**** EXERCISE MATERIAL ****

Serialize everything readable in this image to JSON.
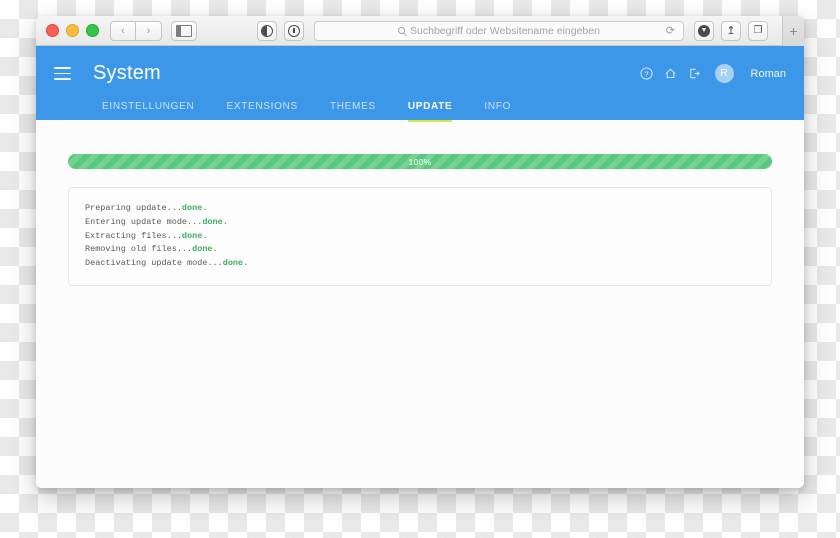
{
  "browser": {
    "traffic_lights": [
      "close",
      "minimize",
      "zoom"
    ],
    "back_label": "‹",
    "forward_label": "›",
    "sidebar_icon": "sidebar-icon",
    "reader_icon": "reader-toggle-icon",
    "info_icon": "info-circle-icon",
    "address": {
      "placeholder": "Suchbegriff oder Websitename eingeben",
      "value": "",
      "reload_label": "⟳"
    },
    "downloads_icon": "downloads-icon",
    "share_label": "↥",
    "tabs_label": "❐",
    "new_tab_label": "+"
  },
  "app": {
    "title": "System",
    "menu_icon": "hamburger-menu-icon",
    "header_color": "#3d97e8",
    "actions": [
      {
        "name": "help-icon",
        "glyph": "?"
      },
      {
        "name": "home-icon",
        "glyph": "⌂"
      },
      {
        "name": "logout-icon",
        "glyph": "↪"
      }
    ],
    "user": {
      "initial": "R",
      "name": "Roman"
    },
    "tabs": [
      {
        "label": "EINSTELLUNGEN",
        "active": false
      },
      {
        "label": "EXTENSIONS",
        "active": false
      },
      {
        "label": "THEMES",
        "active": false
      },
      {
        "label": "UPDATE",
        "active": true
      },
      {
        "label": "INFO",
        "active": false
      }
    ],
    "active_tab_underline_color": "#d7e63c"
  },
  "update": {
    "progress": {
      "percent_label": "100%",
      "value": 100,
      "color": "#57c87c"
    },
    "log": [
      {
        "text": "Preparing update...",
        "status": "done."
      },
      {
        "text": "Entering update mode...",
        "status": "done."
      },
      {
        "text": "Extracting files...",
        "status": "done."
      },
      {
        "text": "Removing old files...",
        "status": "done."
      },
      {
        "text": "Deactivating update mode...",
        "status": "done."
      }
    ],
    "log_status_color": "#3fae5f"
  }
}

****
**** EXERCISE MATERIAL ****

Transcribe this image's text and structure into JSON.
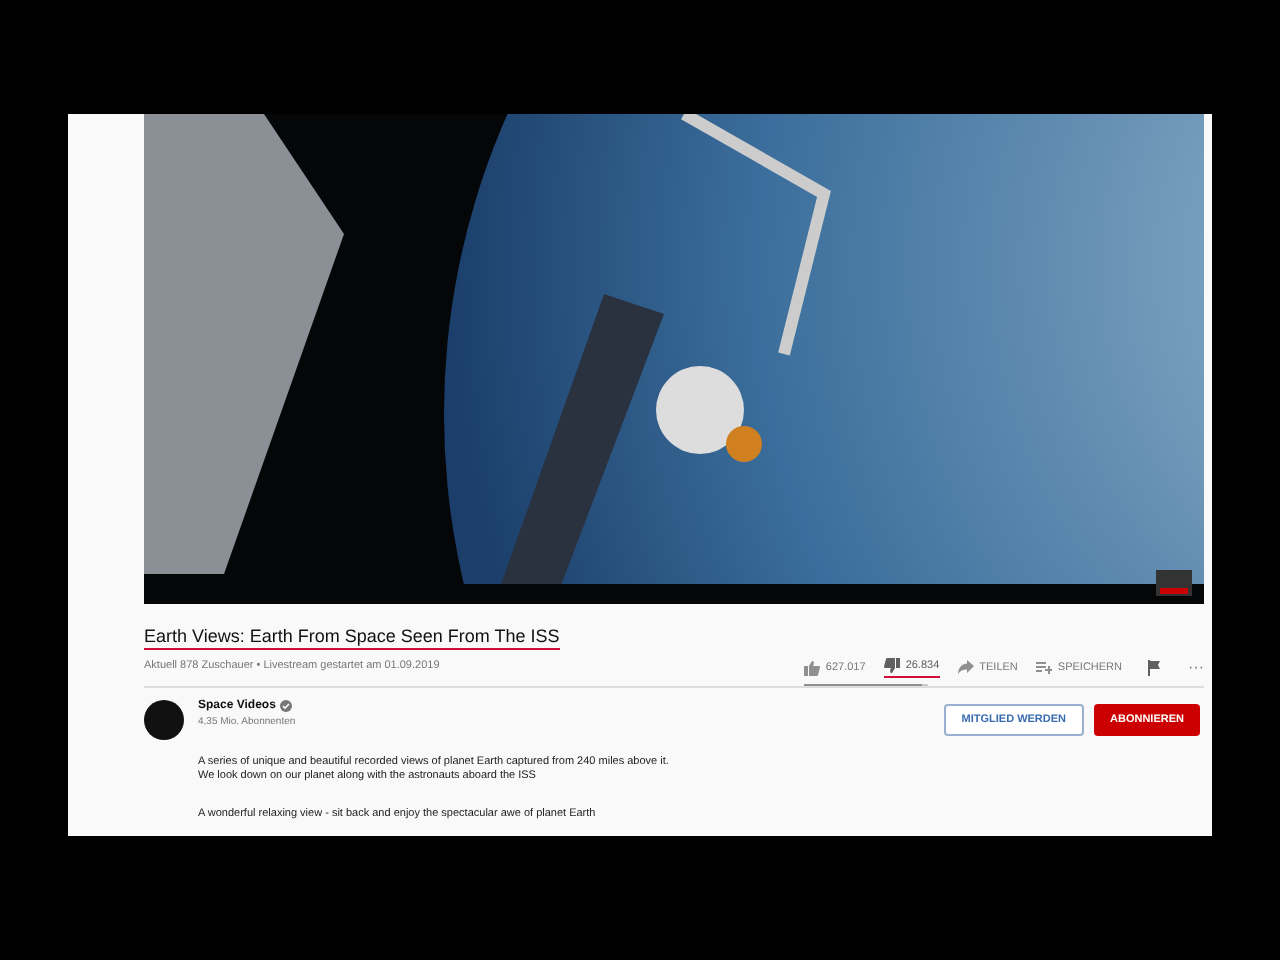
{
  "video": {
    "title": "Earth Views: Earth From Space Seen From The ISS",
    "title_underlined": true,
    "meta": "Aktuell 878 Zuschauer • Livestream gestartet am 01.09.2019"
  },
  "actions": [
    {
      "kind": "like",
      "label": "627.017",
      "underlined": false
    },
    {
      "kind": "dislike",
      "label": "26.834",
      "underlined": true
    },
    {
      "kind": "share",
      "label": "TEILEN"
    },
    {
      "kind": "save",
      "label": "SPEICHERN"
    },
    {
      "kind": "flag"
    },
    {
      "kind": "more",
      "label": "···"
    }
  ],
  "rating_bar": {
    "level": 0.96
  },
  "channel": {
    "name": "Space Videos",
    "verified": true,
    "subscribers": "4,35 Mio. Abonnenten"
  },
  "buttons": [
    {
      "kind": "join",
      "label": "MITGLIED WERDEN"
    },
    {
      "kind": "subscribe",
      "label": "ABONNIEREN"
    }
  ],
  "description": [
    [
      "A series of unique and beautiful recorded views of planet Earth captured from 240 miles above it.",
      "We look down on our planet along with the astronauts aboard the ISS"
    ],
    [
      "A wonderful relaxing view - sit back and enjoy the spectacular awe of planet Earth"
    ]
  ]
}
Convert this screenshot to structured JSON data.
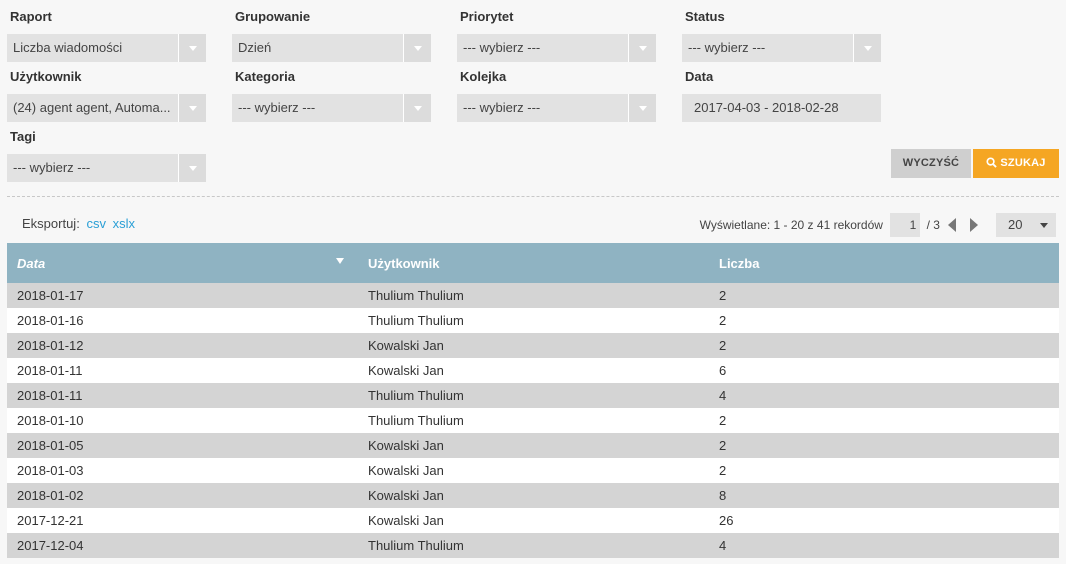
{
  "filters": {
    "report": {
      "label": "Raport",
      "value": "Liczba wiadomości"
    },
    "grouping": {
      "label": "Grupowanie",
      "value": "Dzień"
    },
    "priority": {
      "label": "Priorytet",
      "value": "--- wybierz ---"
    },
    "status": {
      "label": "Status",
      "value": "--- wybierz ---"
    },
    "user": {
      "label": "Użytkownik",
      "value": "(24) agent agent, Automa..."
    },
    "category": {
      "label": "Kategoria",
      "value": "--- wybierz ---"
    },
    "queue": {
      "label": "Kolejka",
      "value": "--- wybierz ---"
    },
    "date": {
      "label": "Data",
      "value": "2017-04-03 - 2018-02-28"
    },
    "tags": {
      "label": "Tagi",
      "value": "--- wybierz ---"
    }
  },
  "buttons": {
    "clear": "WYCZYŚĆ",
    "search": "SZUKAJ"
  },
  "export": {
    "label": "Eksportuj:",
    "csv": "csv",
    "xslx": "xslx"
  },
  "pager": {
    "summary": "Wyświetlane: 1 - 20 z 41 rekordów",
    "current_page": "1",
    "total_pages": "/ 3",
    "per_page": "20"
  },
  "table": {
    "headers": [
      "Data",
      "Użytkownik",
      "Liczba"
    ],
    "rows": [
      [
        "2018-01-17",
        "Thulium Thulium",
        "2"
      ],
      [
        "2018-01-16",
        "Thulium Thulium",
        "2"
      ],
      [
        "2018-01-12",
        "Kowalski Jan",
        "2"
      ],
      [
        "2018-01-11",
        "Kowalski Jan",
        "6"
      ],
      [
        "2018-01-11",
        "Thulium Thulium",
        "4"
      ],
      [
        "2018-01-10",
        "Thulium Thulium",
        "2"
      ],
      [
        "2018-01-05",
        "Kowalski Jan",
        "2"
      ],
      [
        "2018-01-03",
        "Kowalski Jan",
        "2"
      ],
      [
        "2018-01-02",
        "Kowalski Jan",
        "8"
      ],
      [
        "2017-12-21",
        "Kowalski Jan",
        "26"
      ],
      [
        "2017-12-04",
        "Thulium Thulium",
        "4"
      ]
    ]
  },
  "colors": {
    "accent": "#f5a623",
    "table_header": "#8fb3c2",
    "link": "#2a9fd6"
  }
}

****

▸ WHAT TO WORK ON:
From the listing above, pick out each line where the word "text" appears.

▸ SOLUTION TO THIS TASK:
        "text": "Preparing update...",
        "text": "Entering update mode...",
        "text": "Extracting files...",
        "text": "Removing old files...",
        "text": "Deactivating update mode...",
Transcribe this image's text and structure into JSON.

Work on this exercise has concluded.